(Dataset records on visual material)

—————

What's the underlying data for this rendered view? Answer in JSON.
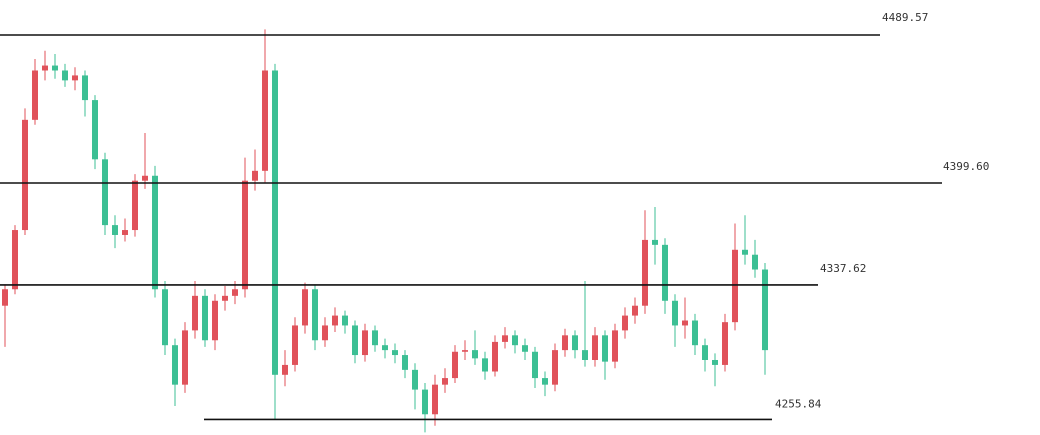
{
  "chart_data": {
    "type": "candlestick",
    "ylim": [
      4246.4,
      4510.85
    ],
    "up_color": "#e0525a",
    "down_color": "#3cbf94",
    "level_color": "#111111",
    "levels": [
      {
        "value": 4489.57,
        "label": "4489.57"
      },
      {
        "value": 4399.6,
        "label": "4399.60"
      },
      {
        "value": 4337.62,
        "label": "4337.62"
      },
      {
        "value": 4255.84,
        "label": "4255.84"
      }
    ],
    "open": [
      4325,
      4335,
      4371,
      4438,
      4468,
      4471,
      4468,
      4462,
      4465,
      4450,
      4414,
      4374,
      4368,
      4371,
      4401,
      4404,
      4335,
      4301,
      4277,
      4310,
      4331,
      4304,
      4328,
      4331,
      4335,
      4401,
      4407,
      4468,
      4283,
      4289,
      4313,
      4335,
      4304,
      4313,
      4319,
      4313,
      4295,
      4310,
      4301,
      4298,
      4295,
      4286,
      4274,
      4259,
      4277,
      4281,
      4297,
      4298,
      4293,
      4285,
      4303,
      4307,
      4301,
      4297,
      4281,
      4277,
      4298,
      4307,
      4298,
      4292,
      4307,
      4291,
      4310,
      4319,
      4325,
      4365,
      4362,
      4328,
      4313,
      4316,
      4301,
      4292,
      4289,
      4315,
      4359,
      4356,
      4347
    ],
    "high": [
      4338,
      4374,
      4445,
      4475,
      4480,
      4478,
      4472,
      4470,
      4468,
      4453,
      4418,
      4380,
      4378,
      4405,
      4430,
      4410,
      4340,
      4305,
      4315,
      4340,
      4335,
      4332,
      4337,
      4340,
      4415,
      4420,
      4493,
      4472,
      4298,
      4318,
      4339,
      4338,
      4318,
      4324,
      4322,
      4316,
      4314,
      4313,
      4305,
      4302,
      4298,
      4290,
      4278,
      4283,
      4287,
      4301,
      4304,
      4310,
      4297,
      4307,
      4312,
      4310,
      4305,
      4300,
      4285,
      4302,
      4311,
      4310,
      4340,
      4312,
      4310,
      4314,
      4324,
      4330,
      4383,
      4385,
      4366,
      4332,
      4330,
      4320,
      4305,
      4296,
      4320,
      4375,
      4380,
      4365,
      4351
    ],
    "low": [
      4300,
      4332,
      4368,
      4435,
      4462,
      4463,
      4458,
      4456,
      4440,
      4408,
      4368,
      4360,
      4364,
      4367,
      4396,
      4330,
      4295,
      4264,
      4272,
      4305,
      4300,
      4298,
      4322,
      4326,
      4330,
      4395,
      4400,
      4256,
      4276,
      4285,
      4308,
      4298,
      4300,
      4309,
      4308,
      4290,
      4291,
      4297,
      4293,
      4290,
      4281,
      4262,
      4248,
      4252,
      4272,
      4278,
      4292,
      4289,
      4280,
      4282,
      4299,
      4296,
      4292,
      4275,
      4270,
      4273,
      4294,
      4293,
      4288,
      4288,
      4280,
      4287,
      4305,
      4314,
      4320,
      4350,
      4320,
      4300,
      4305,
      4295,
      4285,
      4276,
      4285,
      4310,
      4350,
      4342,
      4283
    ],
    "close": [
      4335,
      4371,
      4438,
      4468,
      4471,
      4468,
      4462,
      4465,
      4450,
      4414,
      4374,
      4368,
      4371,
      4401,
      4404,
      4335,
      4301,
      4277,
      4310,
      4331,
      4304,
      4328,
      4331,
      4335,
      4401,
      4407,
      4468,
      4283,
      4289,
      4313,
      4335,
      4304,
      4313,
      4319,
      4313,
      4295,
      4310,
      4301,
      4298,
      4295,
      4286,
      4274,
      4259,
      4277,
      4281,
      4297,
      4298,
      4293,
      4285,
      4303,
      4307,
      4301,
      4297,
      4281,
      4277,
      4298,
      4307,
      4298,
      4292,
      4307,
      4291,
      4310,
      4319,
      4325,
      4365,
      4362,
      4328,
      4313,
      4316,
      4301,
      4292,
      4289,
      4315,
      4359,
      4356,
      4347,
      4298
    ]
  }
}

—————

• WHAT THE TASK REQUIRES: Restate the data above word for word. Skip every picture.

• SOLUTION BELOW:
What's the underlying data for this rendered view? Answer in JSON.
{
  "chart_data": {
    "type": "candlestick",
    "ylim": [
      4246.4,
      4510.85
    ],
    "up_color": "#e0525a",
    "down_color": "#3cbf94",
    "level_color": "#111111",
    "levels": [
      {
        "value": 4489.57,
        "label": "4489.57"
      },
      {
        "value": 4399.6,
        "label": "4399.60"
      },
      {
        "value": 4337.62,
        "label": "4337.62"
      },
      {
        "value": 4255.84,
        "label": "4255.84"
      }
    ],
    "open": [
      4325,
      4335,
      4371,
      4438,
      4468,
      4471,
      4468,
      4462,
      4465,
      4450,
      4414,
      4374,
      4368,
      4371,
      4401,
      4404,
      4335,
      4301,
      4277,
      4310,
      4331,
      4304,
      4328,
      4331,
      4335,
      4401,
      4407,
      4468,
      4283,
      4289,
      4313,
      4335,
      4304,
      4313,
      4319,
      4313,
      4295,
      4310,
      4301,
      4298,
      4295,
      4286,
      4274,
      4259,
      4277,
      4281,
      4297,
      4298,
      4293,
      4285,
      4303,
      4307,
      4301,
      4297,
      4281,
      4277,
      4298,
      4307,
      4298,
      4292,
      4307,
      4291,
      4310,
      4319,
      4325,
      4365,
      4362,
      4328,
      4313,
      4316,
      4301,
      4292,
      4289,
      4315,
      4359,
      4356,
      4347
    ],
    "high": [
      4338,
      4374,
      4445,
      4475,
      4480,
      4478,
      4472,
      4470,
      4468,
      4453,
      4418,
      4380,
      4378,
      4405,
      4430,
      4410,
      4340,
      4305,
      4315,
      4340,
      4335,
      4332,
      4337,
      4340,
      4415,
      4420,
      4493,
      4472,
      4298,
      4318,
      4339,
      4338,
      4318,
      4324,
      4322,
      4316,
      4314,
      4313,
      4305,
      4302,
      4298,
      4290,
      4278,
      4283,
      4287,
      4301,
      4304,
      4310,
      4297,
      4307,
      4312,
      4310,
      4305,
      4300,
      4285,
      4302,
      4311,
      4310,
      4340,
      4312,
      4310,
      4314,
      4324,
      4330,
      4383,
      4385,
      4366,
      4332,
      4330,
      4320,
      4305,
      4296,
      4320,
      4375,
      4380,
      4365,
      4351
    ],
    "low": [
      4300,
      4332,
      4368,
      4435,
      4462,
      4463,
      4458,
      4456,
      4440,
      4408,
      4368,
      4360,
      4364,
      4367,
      4396,
      4330,
      4295,
      4264,
      4272,
      4305,
      4300,
      4298,
      4322,
      4326,
      4330,
      4395,
      4400,
      4256,
      4276,
      4285,
      4308,
      4298,
      4300,
      4309,
      4308,
      4290,
      4291,
      4297,
      4293,
      4290,
      4281,
      4262,
      4248,
      4252,
      4272,
      4278,
      4292,
      4289,
      4280,
      4282,
      4299,
      4296,
      4292,
      4275,
      4270,
      4273,
      4294,
      4293,
      4288,
      4288,
      4280,
      4287,
      4305,
      4314,
      4320,
      4350,
      4320,
      4300,
      4305,
      4295,
      4285,
      4276,
      4285,
      4310,
      4350,
      4342,
      4283
    ],
    "close": [
      4335,
      4371,
      4438,
      4468,
      4471,
      4468,
      4462,
      4465,
      4450,
      4414,
      4374,
      4368,
      4371,
      4401,
      4404,
      4335,
      4301,
      4277,
      4310,
      4331,
      4304,
      4328,
      4331,
      4335,
      4401,
      4407,
      4468,
      4283,
      4289,
      4313,
      4335,
      4304,
      4313,
      4319,
      4313,
      4295,
      4310,
      4301,
      4298,
      4295,
      4286,
      4274,
      4259,
      4277,
      4281,
      4297,
      4298,
      4293,
      4285,
      4303,
      4307,
      4301,
      4297,
      4281,
      4277,
      4298,
      4307,
      4298,
      4292,
      4307,
      4291,
      4310,
      4319,
      4325,
      4365,
      4362,
      4328,
      4313,
      4316,
      4301,
      4292,
      4289,
      4315,
      4359,
      4356,
      4347,
      4298
    ]
  }
}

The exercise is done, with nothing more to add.